Set task:
Quote the entries that follow exactly, leaving none out.

Data excerpts:

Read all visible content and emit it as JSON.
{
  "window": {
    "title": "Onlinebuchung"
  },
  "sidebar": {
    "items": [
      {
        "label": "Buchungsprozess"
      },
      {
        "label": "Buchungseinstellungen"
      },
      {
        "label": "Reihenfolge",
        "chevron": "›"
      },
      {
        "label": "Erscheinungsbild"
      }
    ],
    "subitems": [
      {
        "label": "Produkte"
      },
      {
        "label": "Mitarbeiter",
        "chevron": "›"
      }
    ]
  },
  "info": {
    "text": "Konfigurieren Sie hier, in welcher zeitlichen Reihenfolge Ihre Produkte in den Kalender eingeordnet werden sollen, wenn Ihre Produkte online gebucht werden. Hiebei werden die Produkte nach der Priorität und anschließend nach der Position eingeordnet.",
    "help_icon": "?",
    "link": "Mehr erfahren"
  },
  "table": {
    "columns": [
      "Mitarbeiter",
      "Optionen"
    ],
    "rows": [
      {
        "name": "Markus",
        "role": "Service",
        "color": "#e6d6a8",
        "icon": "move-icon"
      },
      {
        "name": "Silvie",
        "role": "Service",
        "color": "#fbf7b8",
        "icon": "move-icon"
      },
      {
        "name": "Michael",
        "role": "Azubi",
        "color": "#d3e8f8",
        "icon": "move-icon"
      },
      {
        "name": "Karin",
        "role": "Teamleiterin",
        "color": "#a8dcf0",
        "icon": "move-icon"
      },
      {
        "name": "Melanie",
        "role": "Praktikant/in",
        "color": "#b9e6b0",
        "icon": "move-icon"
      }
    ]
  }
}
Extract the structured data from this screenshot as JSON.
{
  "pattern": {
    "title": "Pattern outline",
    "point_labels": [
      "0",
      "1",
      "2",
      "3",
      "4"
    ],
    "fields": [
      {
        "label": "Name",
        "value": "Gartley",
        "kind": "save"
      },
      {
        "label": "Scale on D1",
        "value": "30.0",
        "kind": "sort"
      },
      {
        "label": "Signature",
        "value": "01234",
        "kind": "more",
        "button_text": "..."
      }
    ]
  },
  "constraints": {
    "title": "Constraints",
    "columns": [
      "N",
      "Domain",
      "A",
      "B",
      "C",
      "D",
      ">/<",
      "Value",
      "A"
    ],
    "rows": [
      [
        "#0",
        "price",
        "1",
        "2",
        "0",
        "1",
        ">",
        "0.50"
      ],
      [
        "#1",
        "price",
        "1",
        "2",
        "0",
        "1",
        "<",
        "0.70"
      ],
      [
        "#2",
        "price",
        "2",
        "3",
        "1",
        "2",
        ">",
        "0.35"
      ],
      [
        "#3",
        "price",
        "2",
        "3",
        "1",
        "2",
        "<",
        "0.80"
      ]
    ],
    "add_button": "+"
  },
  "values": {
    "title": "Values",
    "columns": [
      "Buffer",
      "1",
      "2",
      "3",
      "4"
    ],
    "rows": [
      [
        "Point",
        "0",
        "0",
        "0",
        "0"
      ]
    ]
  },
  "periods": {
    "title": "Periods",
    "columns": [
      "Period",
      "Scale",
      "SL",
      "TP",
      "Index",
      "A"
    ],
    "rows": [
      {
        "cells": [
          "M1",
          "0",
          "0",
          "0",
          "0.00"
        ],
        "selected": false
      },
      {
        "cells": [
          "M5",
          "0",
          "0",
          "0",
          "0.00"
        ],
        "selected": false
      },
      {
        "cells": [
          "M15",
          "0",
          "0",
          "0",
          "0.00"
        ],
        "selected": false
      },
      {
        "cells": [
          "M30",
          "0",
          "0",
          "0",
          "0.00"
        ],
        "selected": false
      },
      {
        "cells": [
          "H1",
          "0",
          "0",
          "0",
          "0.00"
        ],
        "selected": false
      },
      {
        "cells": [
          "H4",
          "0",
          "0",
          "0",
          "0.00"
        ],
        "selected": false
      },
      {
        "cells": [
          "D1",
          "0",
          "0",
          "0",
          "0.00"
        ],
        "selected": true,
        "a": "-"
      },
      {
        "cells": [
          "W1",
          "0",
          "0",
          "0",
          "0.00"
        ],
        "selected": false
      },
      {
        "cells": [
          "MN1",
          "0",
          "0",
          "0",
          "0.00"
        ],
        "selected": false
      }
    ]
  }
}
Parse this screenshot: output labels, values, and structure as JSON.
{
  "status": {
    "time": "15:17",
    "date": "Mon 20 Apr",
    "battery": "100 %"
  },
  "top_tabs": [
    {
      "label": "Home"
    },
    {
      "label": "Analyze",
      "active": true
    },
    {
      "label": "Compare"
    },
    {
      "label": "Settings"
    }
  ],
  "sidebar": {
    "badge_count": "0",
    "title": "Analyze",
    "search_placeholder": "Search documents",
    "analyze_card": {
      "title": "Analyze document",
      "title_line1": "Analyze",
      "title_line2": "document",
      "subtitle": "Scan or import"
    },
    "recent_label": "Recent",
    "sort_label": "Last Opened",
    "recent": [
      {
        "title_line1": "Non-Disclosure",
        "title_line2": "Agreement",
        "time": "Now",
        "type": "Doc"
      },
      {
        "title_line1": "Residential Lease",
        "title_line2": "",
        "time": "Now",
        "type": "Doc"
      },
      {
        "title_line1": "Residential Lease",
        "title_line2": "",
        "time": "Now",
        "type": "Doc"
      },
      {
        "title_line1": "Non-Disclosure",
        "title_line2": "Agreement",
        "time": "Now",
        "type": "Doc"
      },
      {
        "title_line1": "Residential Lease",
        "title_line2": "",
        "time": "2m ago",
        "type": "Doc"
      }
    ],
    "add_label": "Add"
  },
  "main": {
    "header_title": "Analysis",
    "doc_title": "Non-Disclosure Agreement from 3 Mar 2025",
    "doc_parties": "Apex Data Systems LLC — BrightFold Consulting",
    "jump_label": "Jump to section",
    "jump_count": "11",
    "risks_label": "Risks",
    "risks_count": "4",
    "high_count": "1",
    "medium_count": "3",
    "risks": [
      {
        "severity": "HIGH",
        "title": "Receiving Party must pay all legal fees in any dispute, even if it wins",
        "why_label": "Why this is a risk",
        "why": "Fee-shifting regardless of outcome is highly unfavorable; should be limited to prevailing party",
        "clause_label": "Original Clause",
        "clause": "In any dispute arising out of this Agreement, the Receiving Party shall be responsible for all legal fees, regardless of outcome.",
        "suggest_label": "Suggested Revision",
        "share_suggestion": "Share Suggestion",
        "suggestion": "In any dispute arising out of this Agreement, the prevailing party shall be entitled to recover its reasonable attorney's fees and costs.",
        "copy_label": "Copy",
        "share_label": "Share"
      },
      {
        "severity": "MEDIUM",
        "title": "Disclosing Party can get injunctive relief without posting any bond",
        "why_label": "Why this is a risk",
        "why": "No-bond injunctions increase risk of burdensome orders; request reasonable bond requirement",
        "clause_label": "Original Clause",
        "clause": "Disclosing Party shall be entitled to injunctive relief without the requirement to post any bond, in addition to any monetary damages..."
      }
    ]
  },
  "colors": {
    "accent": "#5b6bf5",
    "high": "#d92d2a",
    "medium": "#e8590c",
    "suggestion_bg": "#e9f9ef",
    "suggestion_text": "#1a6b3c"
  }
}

Problem solution:
Read all visible content and emit it as JSON.
{
  "window": {
    "title": "Onlinebuchung"
  },
  "sidebar": {
    "items": [
      {
        "label": "Buchungsprozess"
      },
      {
        "label": "Buchungseinstellungen"
      },
      {
        "label": "Reihenfolge",
        "chevron": "›"
      },
      {
        "label": "Erscheinungsbild"
      }
    ],
    "subitems": [
      {
        "label": "Produkte"
      },
      {
        "label": "Mitarbeiter",
        "chevron": "›"
      }
    ]
  },
  "info": {
    "text": "Konfigurieren Sie hier, in welcher zeitlichen Reihenfolge Ihre Produkte in den Kalender eingeordnet werden sollen, wenn Ihre Produkte online gebucht werden. Hiebei werden die Produkte nach der Priorität und anschließend nach der Position eingeordnet.",
    "help_icon": "?",
    "link": "Mehr erfahren"
  },
  "table": {
    "columns": [
      "Mitarbeiter",
      "Optionen"
    ],
    "rows": [
      {
        "name": "Markus",
        "role": "Service",
        "color": "#e6d6a8",
        "icon": "move-icon"
      },
      {
        "name": "Silvie",
        "role": "Service",
        "color": "#fbf7b8",
        "icon": "move-icon"
      },
      {
        "name": "Michael",
        "role": "Azubi",
        "color": "#d3e8f8",
        "icon": "move-icon"
      },
      {
        "name": "Karin",
        "role": "Teamleiterin",
        "color": "#a8dcf0",
        "icon": "move-icon"
      },
      {
        "name": "Melanie",
        "role": "Praktikant/in",
        "color": "#b9e6b0",
        "icon": "move-icon"
      }
    ]
  }
}
Extract the structured data from this screenshot as JSON.
{
  "pattern": {
    "title": "Pattern outline",
    "point_labels": [
      "0",
      "1",
      "2",
      "3",
      "4"
    ],
    "fields": [
      {
        "label": "Name",
        "value": "Gartley",
        "kind": "save"
      },
      {
        "label": "Scale on D1",
        "value": "30.0",
        "kind": "sort"
      },
      {
        "label": "Signature",
        "value": "01234",
        "kind": "more",
        "button_text": "..."
      }
    ]
  },
  "constraints": {
    "title": "Constraints",
    "columns": [
      "N",
      "Domain",
      "A",
      "B",
      "C",
      "D",
      ">/<",
      "Value",
      "A"
    ],
    "rows": [
      [
        "#0",
        "price",
        "1",
        "2",
        "0",
        "1",
        ">",
        "0.50"
      ],
      [
        "#1",
        "price",
        "1",
        "2",
        "0",
        "1",
        "<",
        "0.70"
      ],
      [
        "#2",
        "price",
        "2",
        "3",
        "1",
        "2",
        ">",
        "0.35"
      ],
      [
        "#3",
        "price",
        "2",
        "3",
        "1",
        "2",
        "<",
        "0.80"
      ]
    ],
    "add_button": "+"
  },
  "values": {
    "title": "Values",
    "columns": [
      "Buffer",
      "1",
      "2",
      "3",
      "4"
    ],
    "rows": [
      [
        "Point",
        "0",
        "0",
        "0",
        "0"
      ]
    ]
  },
  "periods": {
    "title": "Periods",
    "columns": [
      "Period",
      "Scale",
      "SL",
      "TP",
      "Index",
      "A"
    ],
    "rows": [
      {
        "cells": [
          "M1",
          "0",
          "0",
          "0",
          "0.00"
        ],
        "selected": false
      },
      {
        "cells": [
          "M5",
          "0",
          "0",
          "0",
          "0.00"
        ],
        "selected": false
      },
      {
        "cells": [
          "M15",
          "0",
          "0",
          "0",
          "0.00"
        ],
        "selected": false
      },
      {
        "cells": [
          "M30",
          "0",
          "0",
          "0",
          "0.00"
        ],
        "selected": false
      },
      {
        "cells": [
          "H1",
          "0",
          "0",
          "0",
          "0.00"
        ],
        "selected": false
      },
      {
        "cells": [
          "H4",
          "0",
          "0",
          "0",
          "0.00"
        ],
        "selected": false
      },
      {
        "cells": [
          "D1",
          "0",
          "0",
          "0",
          "0.00"
        ],
        "selected": true,
        "a": "-"
      },
      {
        "cells": [
          "W1",
          "0",
          "0",
          "0",
          "0.00"
        ],
        "selected": false
      },
      {
        "cells": [
          "MN1",
          "0",
          "0",
          "0",
          "0.00"
        ],
        "selected": false
      }
    ]
  }
}
Parse this screenshot: output labels, values, and structure as JSON.
{
  "status": {
    "time": "15:17",
    "date": "Mon 20 Apr",
    "battery": "100 %"
  },
  "top_tabs": [
    {
      "label": "Home"
    },
    {
      "label": "Analyze",
      "active": true
    },
    {
      "label": "Compare"
    },
    {
      "label": "Settings"
    }
  ],
  "sidebar": {
    "badge_count": "0",
    "title": "Analyze",
    "search_placeholder": "Search documents",
    "analyze_card": {
      "title": "Analyze document",
      "title_line1": "Analyze",
      "title_line2": "document",
      "subtitle": "Scan or import"
    },
    "recent_label": "Recent",
    "sort_label": "Last Opened",
    "recent": [
      {
        "title_line1": "Non-Disclosure",
        "title_line2": "Agreement",
        "time": "Now",
        "type": "Doc"
      },
      {
        "title_line1": "Residential Lease",
        "title_line2": "",
        "time": "Now",
        "type": "Doc"
      },
      {
        "title_line1": "Residential Lease",
        "title_line2": "",
        "time": "Now",
        "type": "Doc"
      },
      {
        "title_line1": "Non-Disclosure",
        "title_line2": "Agreement",
        "time": "Now",
        "type": "Doc"
      },
      {
        "title_line1": "Residential Lease",
        "title_line2": "",
        "time": "2m ago",
        "type": "Doc"
      }
    ],
    "add_label": "Add"
  },
  "main": {
    "header_title": "Analysis",
    "doc_title": "Non-Disclosure Agreement from 3 Mar 2025",
    "doc_parties": "Apex Data Systems LLC — BrightFold Consulting",
    "jump_label": "Jump to section",
    "jump_count": "11",
    "risks_label": "Risks",
    "risks_count": "4",
    "high_count": "1",
    "medium_count": "3",
    "risks": [
      {
        "severity": "HIGH",
        "title": "Receiving Party must pay all legal fees in any dispute, even if it wins",
        "why_label": "Why this is a risk",
        "why": "Fee-shifting regardless of outcome is highly unfavorable; should be limited to prevailing party",
        "clause_label": "Original Clause",
        "clause": "In any dispute arising out of this Agreement, the Receiving Party shall be responsible for all legal fees, regardless of outcome.",
        "suggest_label": "Suggested Revision",
        "share_suggestion": "Share Suggestion",
        "suggestion": "In any dispute arising out of this Agreement, the prevailing party shall be entitled to recover its reasonable attorney's fees and costs.",
        "copy_label": "Copy",
        "share_label": "Share"
      },
      {
        "severity": "MEDIUM",
        "title": "Disclosing Party can get injunctive relief without posting any bond",
        "why_label": "Why this is a risk",
        "why": "No-bond injunctions increase risk of burdensome orders; request reasonable bond requirement",
        "clause_label": "Original Clause",
        "clause": "Disclosing Party shall be entitled to injunctive relief without the requirement to post any bond, in addition to any monetary damages..."
      }
    ]
  },
  "colors": {
    "accent": "#5b6bf5",
    "high": "#d92d2a",
    "medium": "#e8590c",
    "suggestion_bg": "#e9f9ef",
    "suggestion_text": "#1a6b3c"
  }
}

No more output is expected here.